*DATA SUPPLIED*
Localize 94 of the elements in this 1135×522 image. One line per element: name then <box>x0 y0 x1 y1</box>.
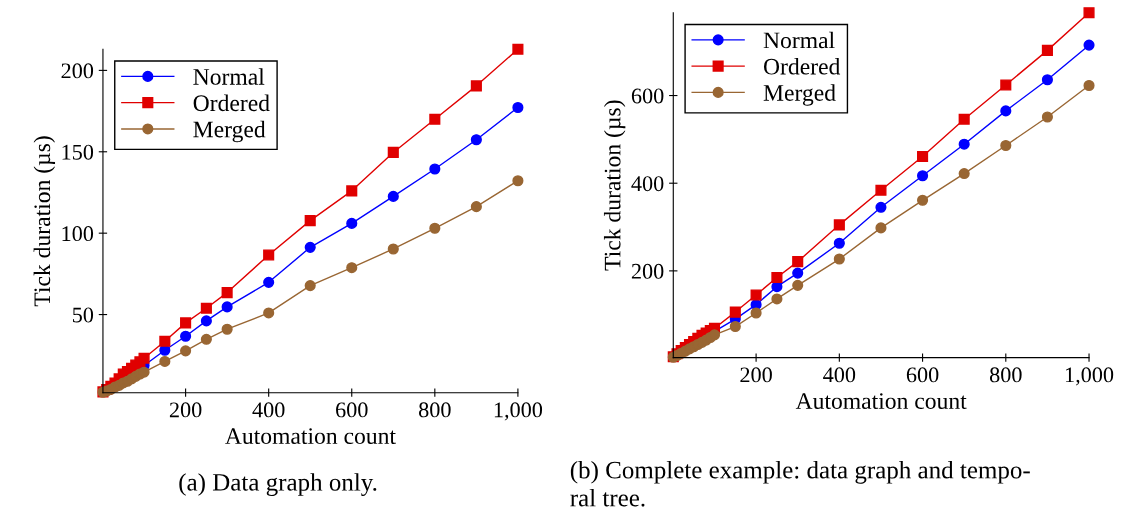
y-tick-label: 100 <box>62 226 94 242</box>
point <box>729 320 741 333</box>
legend-label: Merged <box>763 84 836 106</box>
point <box>346 217 358 229</box>
point <box>429 222 441 234</box>
point <box>159 335 171 347</box>
point <box>750 289 762 301</box>
y-axis-title: Tick duration (µs) <box>33 136 56 307</box>
point <box>958 168 970 180</box>
point <box>875 222 887 234</box>
point <box>1000 139 1012 152</box>
point <box>470 134 482 146</box>
point <box>1083 79 1095 92</box>
x-axis-title: Automation count <box>225 428 396 445</box>
point <box>221 323 233 335</box>
point <box>833 253 845 265</box>
legend-label: Ordered <box>193 94 270 112</box>
point <box>200 333 212 345</box>
point <box>1000 105 1012 117</box>
text: (a) Data graph only. <box>179 473 377 496</box>
point <box>833 219 845 231</box>
point <box>875 201 887 213</box>
point <box>429 163 441 175</box>
point <box>221 287 233 299</box>
point <box>917 194 929 206</box>
point <box>771 271 783 284</box>
point <box>917 170 929 182</box>
point <box>346 185 358 197</box>
x-tick-label: 400 <box>823 367 856 383</box>
point <box>958 113 970 125</box>
point <box>200 315 212 327</box>
point <box>429 113 441 125</box>
y-axis-title: Tick duration (µs) <box>603 100 626 271</box>
legend-label: Normal <box>763 31 835 49</box>
point <box>346 262 358 274</box>
x-tick-label: 200 <box>169 402 202 418</box>
x-tick-label: 1,000 <box>494 402 543 421</box>
point <box>138 352 150 364</box>
point <box>304 280 316 292</box>
point <box>958 138 970 150</box>
point <box>512 101 524 114</box>
point <box>1083 7 1095 19</box>
point <box>221 301 233 313</box>
point <box>750 307 762 319</box>
point <box>1041 111 1053 123</box>
point <box>1041 74 1053 86</box>
point <box>470 201 482 213</box>
point <box>387 146 399 158</box>
legend-label: Normal <box>193 68 265 85</box>
point <box>263 307 275 319</box>
point <box>771 293 783 305</box>
point <box>159 355 171 368</box>
point <box>1041 44 1053 56</box>
x-tick-label: 200 <box>740 367 772 383</box>
legend-label: Ordered <box>763 58 841 75</box>
point <box>180 345 192 357</box>
x-tick-label: 800 <box>989 367 1022 383</box>
x-tick-label: 800 <box>419 402 451 418</box>
point <box>304 241 316 253</box>
x-tick-label: 600 <box>336 402 368 418</box>
x-tick-label: 400 <box>252 402 285 418</box>
point <box>1083 39 1095 51</box>
y-tick-label: 600 <box>631 88 664 104</box>
point <box>792 267 804 279</box>
point <box>200 302 212 314</box>
y-tick-label: 400 <box>631 176 664 192</box>
x-axis-title: Automation count <box>795 393 967 410</box>
point <box>875 184 887 196</box>
point <box>917 150 929 163</box>
point <box>1000 79 1012 91</box>
point <box>708 329 721 341</box>
point <box>180 317 192 329</box>
legend-label: Merged <box>193 120 266 143</box>
point <box>512 43 524 55</box>
point <box>263 276 275 288</box>
x-tick-label: 600 <box>906 367 939 383</box>
text: (b) Complete example: data graph and tempo- ral tree. <box>570 460 1030 507</box>
y-tick-label: 200 <box>61 63 94 79</box>
point <box>792 279 804 291</box>
point <box>512 175 524 187</box>
point <box>833 237 845 249</box>
point <box>792 256 804 268</box>
point <box>180 330 192 342</box>
y-tick-label: 50 <box>72 307 94 323</box>
point <box>387 243 399 255</box>
point <box>729 306 741 318</box>
point <box>470 80 482 92</box>
y-tick-label: 150 <box>62 144 94 160</box>
point <box>304 215 316 227</box>
x-tick-label: 1,000 <box>1065 367 1114 386</box>
y-tick-label: 200 <box>631 263 664 279</box>
point <box>387 190 399 202</box>
point <box>138 366 150 378</box>
point <box>263 249 275 261</box>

*WHAT YOU NEED TO DO*
Copy out the material from the line containing "y-tick-label: 100 <box>62 226 94 242</box>" through the line containing "point <box>1000 105 1012 117</box>", both of those lines included, and nothing else.

*SOLUTION FOR THIS EXERCISE*
y-tick-label: 100 <box>62 226 94 242</box>
point <box>729 320 741 333</box>
legend-label: Merged <box>763 84 836 106</box>
point <box>346 217 358 229</box>
point <box>429 222 441 234</box>
point <box>159 335 171 347</box>
point <box>750 289 762 301</box>
y-axis-title: Tick duration (µs) <box>33 136 56 307</box>
point <box>958 168 970 180</box>
point <box>875 222 887 234</box>
point <box>1000 139 1012 152</box>
point <box>470 134 482 146</box>
point <box>1083 79 1095 92</box>
x-axis-title: Automation count <box>225 428 396 445</box>
point <box>221 323 233 335</box>
point <box>833 253 845 265</box>
legend-label: Ordered <box>193 94 270 112</box>
point <box>200 333 212 345</box>
point <box>1000 105 1012 117</box>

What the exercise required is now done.